:: Exercise objective ::
In the copy, include every entry exactly but none of the images.

---*---

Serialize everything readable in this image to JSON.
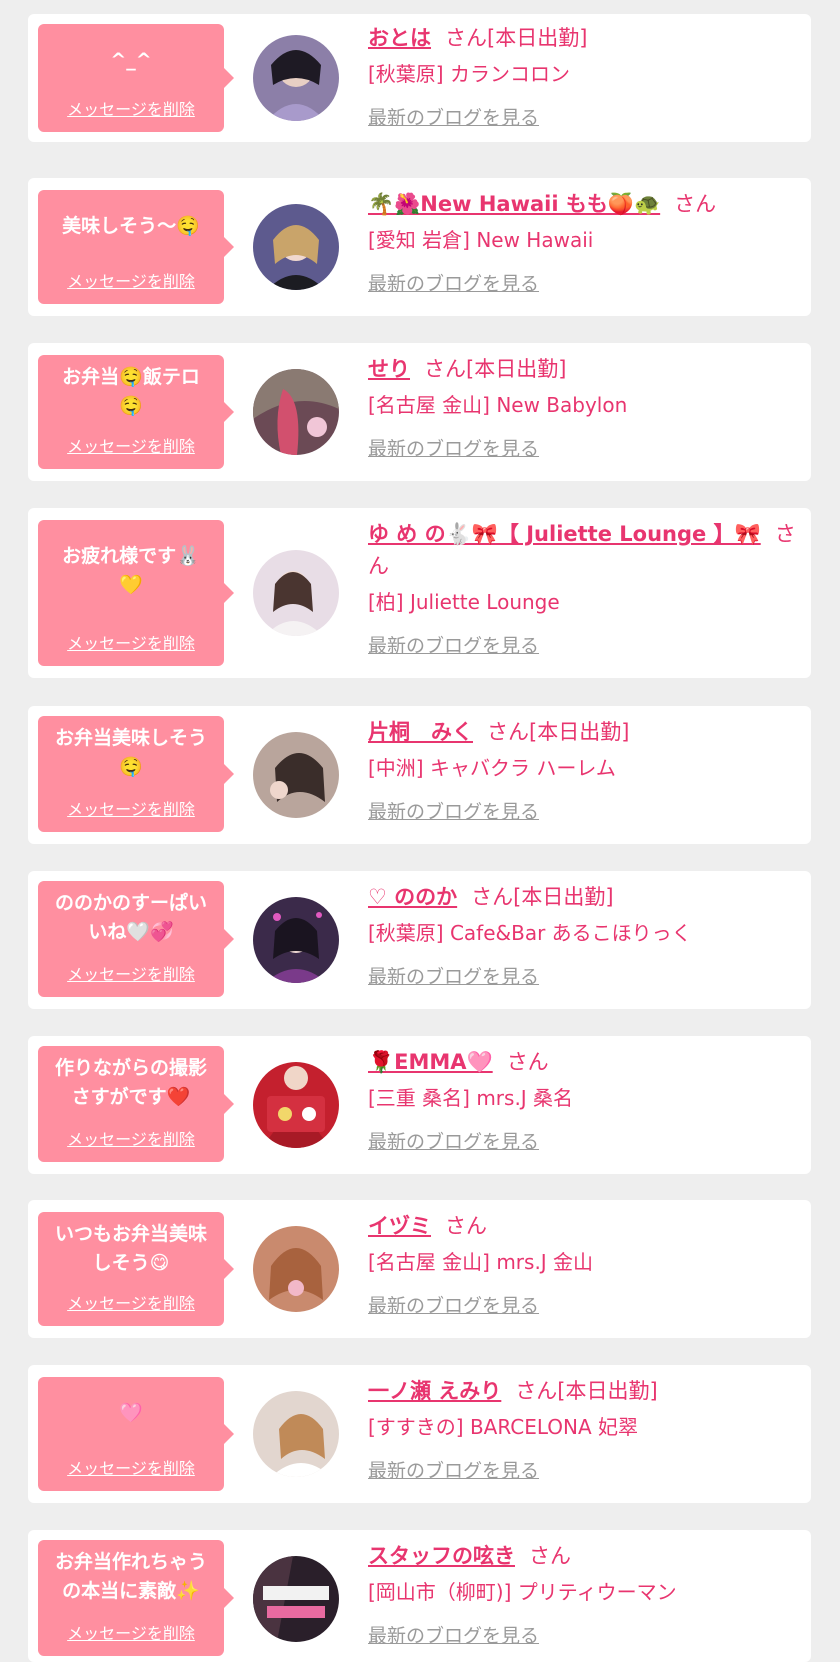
{
  "labels": {
    "delete": "メッセージを削除",
    "blog": "最新のブログを見る"
  },
  "cards": [
    {
      "message": "^_^",
      "name": "おとは",
      "honorific": "さん[本日出勤]",
      "shop": "[秋葉原] カランコロン",
      "avatar_color": "#8c7fa8"
    },
    {
      "message": "美味しそう〜🤤",
      "name": "🌴🌺New Hawaii もも🍑🐢",
      "honorific": "さん",
      "shop": "[愛知 岩倉] New Hawaii",
      "avatar_color": "#5d5a8e"
    },
    {
      "message": "お弁当🤤飯テロ🤤",
      "name": "せり",
      "honorific": "さん[本日出勤]",
      "shop": "[名古屋 金山] New Babylon",
      "avatar_color": "#6b4a55"
    },
    {
      "message": "お疲れ様です🐰💛",
      "name": "ゆ め の🐇🎀【 Juliette Lounge 】🎀",
      "honorific": "さん",
      "shop": "[柏] Juliette Lounge",
      "avatar_color": "#e8dde6"
    },
    {
      "message": "お弁当美味しそう🤤",
      "name": "片桐　みく",
      "honorific": "さん[本日出勤]",
      "shop": "[中洲] キャバクラ ハーレム",
      "avatar_color": "#b9a59c"
    },
    {
      "message": "ののかのすーぱいいね🤍💞",
      "name": "♡ ののか",
      "honorific": "さん[本日出勤]",
      "shop": "[秋葉原] Cafe&Bar あるこほりっく",
      "avatar_color": "#3b2a4a"
    },
    {
      "message": "作りながらの撮影さすがです❤️",
      "name": "🌹EMMA🩷",
      "honorific": "さん",
      "shop": "[三重 桑名] mrs.J 桑名",
      "avatar_color": "#c4202e"
    },
    {
      "message": "いつもお弁当美味しそう😋",
      "name": "イヅミ",
      "honorific": "さん",
      "shop": "[名古屋 金山] mrs.J 金山",
      "avatar_color": "#c98a6e"
    },
    {
      "message": "🩷",
      "name": "一ノ瀬 えみり",
      "honorific": "さん[本日出勤]",
      "shop": "[すすきの] BARCELONA 妃翠",
      "avatar_color": "#e2d6cf"
    },
    {
      "message": "お弁当作れちゃうの本当に素敵✨",
      "name": "スタッフの呟き",
      "honorific": "さん",
      "shop": "[岡山市（柳町)] プリティウーマン",
      "avatar_color": "#2a1f2a"
    }
  ]
}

---*---

:: Exercise response ::
Serialize everything readable in this image to JSON.
{
  "labels": {
    "delete": "メッセージを削除",
    "blog": "最新のブログを見る"
  },
  "cards": [
    {
      "message": "^_^",
      "name": "おとは",
      "honorific": "さん[本日出勤]",
      "shop": "[秋葉原] カランコロン",
      "avatar_color": "#8c7fa8"
    },
    {
      "message": "美味しそう〜🤤",
      "name": "🌴🌺New Hawaii もも🍑🐢",
      "honorific": "さん",
      "shop": "[愛知 岩倉] New Hawaii",
      "avatar_color": "#5d5a8e"
    },
    {
      "message": "お弁当🤤飯テロ🤤",
      "name": "せり",
      "honorific": "さん[本日出勤]",
      "shop": "[名古屋 金山] New Babylon",
      "avatar_color": "#6b4a55"
    },
    {
      "message": "お疲れ様です🐰💛",
      "name": "ゆ め の🐇🎀【 Juliette Lounge 】🎀",
      "honorific": "さん",
      "shop": "[柏] Juliette Lounge",
      "avatar_color": "#e8dde6"
    },
    {
      "message": "お弁当美味しそう🤤",
      "name": "片桐　みく",
      "honorific": "さん[本日出勤]",
      "shop": "[中洲] キャバクラ ハーレム",
      "avatar_color": "#b9a59c"
    },
    {
      "message": "ののかのすーぱいいね🤍💞",
      "name": "♡ ののか",
      "honorific": "さん[本日出勤]",
      "shop": "[秋葉原] Cafe&Bar あるこほりっく",
      "avatar_color": "#3b2a4a"
    },
    {
      "message": "作りながらの撮影さすがです❤️",
      "name": "🌹EMMA🩷",
      "honorific": "さん",
      "shop": "[三重 桑名] mrs.J 桑名",
      "avatar_color": "#c4202e"
    },
    {
      "message": "いつもお弁当美味しそう😋",
      "name": "イヅミ",
      "honorific": "さん",
      "shop": "[名古屋 金山] mrs.J 金山",
      "avatar_color": "#c98a6e"
    },
    {
      "message": "🩷",
      "name": "一ノ瀬 えみり",
      "honorific": "さん[本日出勤]",
      "shop": "[すすきの] BARCELONA 妃翠",
      "avatar_color": "#e2d6cf"
    },
    {
      "message": "お弁当作れちゃうの本当に素敵✨",
      "name": "スタッフの呟き",
      "honorific": "さん",
      "shop": "[岡山市（柳町)] プリティウーマン",
      "avatar_color": "#2a1f2a"
    }
  ]
}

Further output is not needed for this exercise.